## Exercise
Word for word, copy all the data and drop the pictures.

## Dataset listings of figures
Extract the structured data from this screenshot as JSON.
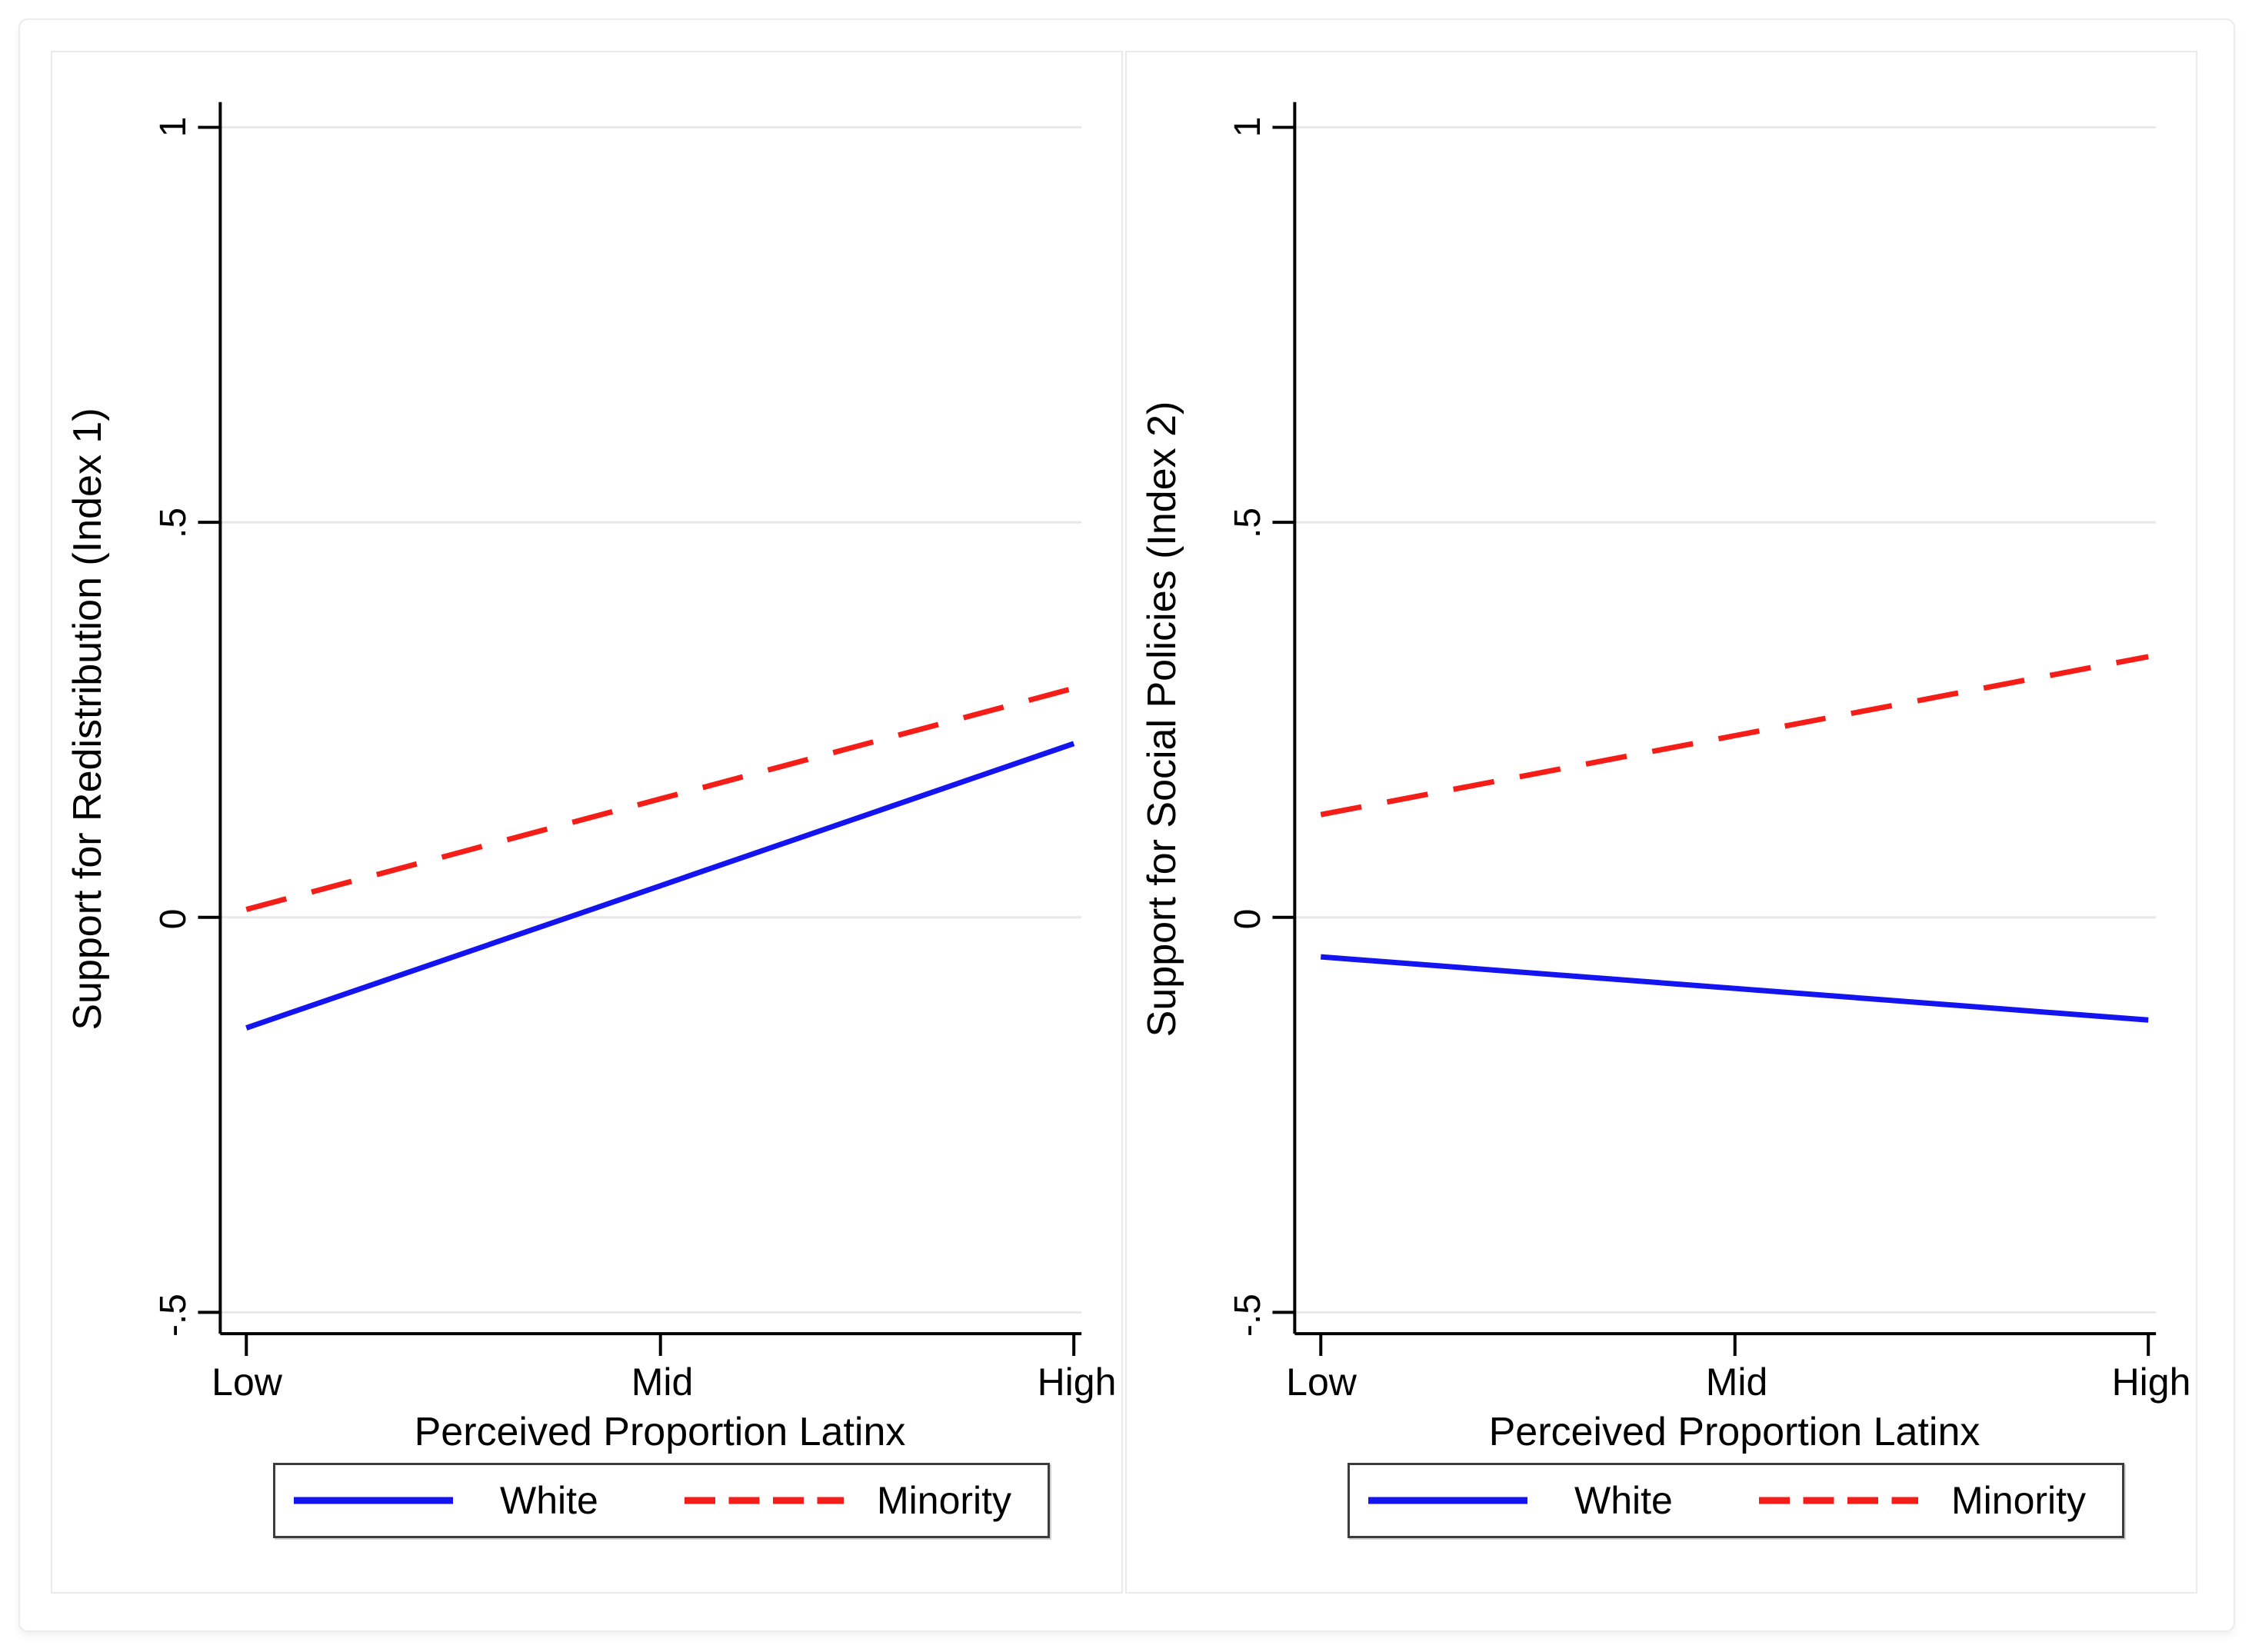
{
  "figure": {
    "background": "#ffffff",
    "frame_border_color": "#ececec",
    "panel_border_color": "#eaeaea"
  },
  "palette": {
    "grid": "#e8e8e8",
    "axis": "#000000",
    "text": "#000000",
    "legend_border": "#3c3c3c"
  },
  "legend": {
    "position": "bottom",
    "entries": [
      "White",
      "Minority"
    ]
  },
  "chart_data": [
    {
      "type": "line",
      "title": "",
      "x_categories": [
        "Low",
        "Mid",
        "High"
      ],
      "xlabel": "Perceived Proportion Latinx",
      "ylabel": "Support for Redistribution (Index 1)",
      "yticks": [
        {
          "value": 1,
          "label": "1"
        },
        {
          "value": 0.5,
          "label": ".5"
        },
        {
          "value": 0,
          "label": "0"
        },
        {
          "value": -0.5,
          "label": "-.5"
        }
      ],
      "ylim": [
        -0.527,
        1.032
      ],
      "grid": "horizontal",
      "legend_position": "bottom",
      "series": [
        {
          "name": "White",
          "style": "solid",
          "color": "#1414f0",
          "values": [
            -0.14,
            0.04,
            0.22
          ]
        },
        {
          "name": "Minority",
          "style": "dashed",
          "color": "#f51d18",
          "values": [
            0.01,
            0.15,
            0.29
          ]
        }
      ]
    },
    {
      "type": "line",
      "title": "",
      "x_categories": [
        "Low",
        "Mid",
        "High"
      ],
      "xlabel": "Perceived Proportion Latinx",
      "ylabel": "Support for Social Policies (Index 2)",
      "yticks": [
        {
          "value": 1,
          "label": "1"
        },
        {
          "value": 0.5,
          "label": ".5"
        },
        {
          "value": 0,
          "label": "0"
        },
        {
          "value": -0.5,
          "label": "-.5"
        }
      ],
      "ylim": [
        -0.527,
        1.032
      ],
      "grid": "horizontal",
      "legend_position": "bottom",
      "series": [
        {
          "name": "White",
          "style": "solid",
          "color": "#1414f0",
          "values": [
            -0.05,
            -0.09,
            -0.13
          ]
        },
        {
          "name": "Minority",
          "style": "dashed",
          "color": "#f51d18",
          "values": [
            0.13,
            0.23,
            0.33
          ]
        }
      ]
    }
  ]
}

## Problem solution
Extract the structured data from this screenshot as JSON.
{
  "figure": {
    "background": "#ffffff",
    "frame_border_color": "#ececec",
    "panel_border_color": "#eaeaea"
  },
  "palette": {
    "grid": "#e8e8e8",
    "axis": "#000000",
    "text": "#000000",
    "legend_border": "#3c3c3c"
  },
  "legend": {
    "position": "bottom",
    "entries": [
      "White",
      "Minority"
    ]
  },
  "chart_data": [
    {
      "type": "line",
      "title": "",
      "x_categories": [
        "Low",
        "Mid",
        "High"
      ],
      "xlabel": "Perceived Proportion Latinx",
      "ylabel": "Support for Redistribution (Index 1)",
      "yticks": [
        {
          "value": 1,
          "label": "1"
        },
        {
          "value": 0.5,
          "label": ".5"
        },
        {
          "value": 0,
          "label": "0"
        },
        {
          "value": -0.5,
          "label": "-.5"
        }
      ],
      "ylim": [
        -0.527,
        1.032
      ],
      "grid": "horizontal",
      "legend_position": "bottom",
      "series": [
        {
          "name": "White",
          "style": "solid",
          "color": "#1414f0",
          "values": [
            -0.14,
            0.04,
            0.22
          ]
        },
        {
          "name": "Minority",
          "style": "dashed",
          "color": "#f51d18",
          "values": [
            0.01,
            0.15,
            0.29
          ]
        }
      ]
    },
    {
      "type": "line",
      "title": "",
      "x_categories": [
        "Low",
        "Mid",
        "High"
      ],
      "xlabel": "Perceived Proportion Latinx",
      "ylabel": "Support for Social Policies (Index 2)",
      "yticks": [
        {
          "value": 1,
          "label": "1"
        },
        {
          "value": 0.5,
          "label": ".5"
        },
        {
          "value": 0,
          "label": "0"
        },
        {
          "value": -0.5,
          "label": "-.5"
        }
      ],
      "ylim": [
        -0.527,
        1.032
      ],
      "grid": "horizontal",
      "legend_position": "bottom",
      "series": [
        {
          "name": "White",
          "style": "solid",
          "color": "#1414f0",
          "values": [
            -0.05,
            -0.09,
            -0.13
          ]
        },
        {
          "name": "Minority",
          "style": "dashed",
          "color": "#f51d18",
          "values": [
            0.13,
            0.23,
            0.33
          ]
        }
      ]
    }
  ]
}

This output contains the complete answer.